- [Stated problem]: How many lines in the records below contain the word "data"? Answer with the number alone.
┄┄┄┄┄┄
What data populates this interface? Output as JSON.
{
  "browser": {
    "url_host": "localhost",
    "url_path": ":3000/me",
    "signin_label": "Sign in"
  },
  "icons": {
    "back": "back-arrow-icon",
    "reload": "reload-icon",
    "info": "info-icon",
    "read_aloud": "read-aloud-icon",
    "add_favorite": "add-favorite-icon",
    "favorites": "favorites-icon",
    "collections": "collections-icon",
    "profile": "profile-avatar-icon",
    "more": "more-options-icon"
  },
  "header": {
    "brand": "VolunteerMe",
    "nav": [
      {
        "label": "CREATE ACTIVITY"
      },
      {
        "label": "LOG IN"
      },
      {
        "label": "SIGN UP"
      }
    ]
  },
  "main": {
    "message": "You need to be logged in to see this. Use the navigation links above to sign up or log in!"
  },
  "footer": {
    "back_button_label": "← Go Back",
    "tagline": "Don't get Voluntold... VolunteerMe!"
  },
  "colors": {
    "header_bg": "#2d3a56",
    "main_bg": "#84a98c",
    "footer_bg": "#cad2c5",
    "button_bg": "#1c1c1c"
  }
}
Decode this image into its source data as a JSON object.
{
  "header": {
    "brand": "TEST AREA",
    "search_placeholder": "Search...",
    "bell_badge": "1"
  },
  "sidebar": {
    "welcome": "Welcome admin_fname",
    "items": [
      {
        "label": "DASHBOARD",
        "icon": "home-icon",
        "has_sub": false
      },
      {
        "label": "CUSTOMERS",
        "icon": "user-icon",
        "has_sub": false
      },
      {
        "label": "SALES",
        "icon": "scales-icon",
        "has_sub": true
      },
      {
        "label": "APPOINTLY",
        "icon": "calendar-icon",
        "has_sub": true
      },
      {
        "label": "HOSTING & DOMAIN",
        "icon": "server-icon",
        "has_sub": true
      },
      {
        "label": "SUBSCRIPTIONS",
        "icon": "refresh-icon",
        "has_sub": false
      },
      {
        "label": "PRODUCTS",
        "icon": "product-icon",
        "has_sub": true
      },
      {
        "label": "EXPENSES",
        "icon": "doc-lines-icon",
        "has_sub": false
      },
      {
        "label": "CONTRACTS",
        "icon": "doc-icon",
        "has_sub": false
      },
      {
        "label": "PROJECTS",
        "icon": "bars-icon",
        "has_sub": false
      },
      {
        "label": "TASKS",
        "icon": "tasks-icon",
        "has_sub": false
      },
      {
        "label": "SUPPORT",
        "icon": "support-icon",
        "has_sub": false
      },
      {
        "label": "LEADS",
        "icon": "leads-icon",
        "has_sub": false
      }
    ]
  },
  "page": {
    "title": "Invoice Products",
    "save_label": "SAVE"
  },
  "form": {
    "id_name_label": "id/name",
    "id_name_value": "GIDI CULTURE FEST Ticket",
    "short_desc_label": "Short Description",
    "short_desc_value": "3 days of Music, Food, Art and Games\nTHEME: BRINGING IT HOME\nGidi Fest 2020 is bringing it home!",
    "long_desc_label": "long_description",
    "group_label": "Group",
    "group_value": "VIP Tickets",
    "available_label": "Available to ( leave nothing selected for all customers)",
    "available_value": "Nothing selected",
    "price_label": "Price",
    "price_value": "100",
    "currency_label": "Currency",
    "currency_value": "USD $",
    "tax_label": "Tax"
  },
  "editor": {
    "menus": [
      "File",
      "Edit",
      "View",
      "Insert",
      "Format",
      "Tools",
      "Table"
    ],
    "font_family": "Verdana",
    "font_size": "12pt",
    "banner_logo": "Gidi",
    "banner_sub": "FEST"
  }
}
┄┄┄┄┄┄
- [Solution to the problem]: 2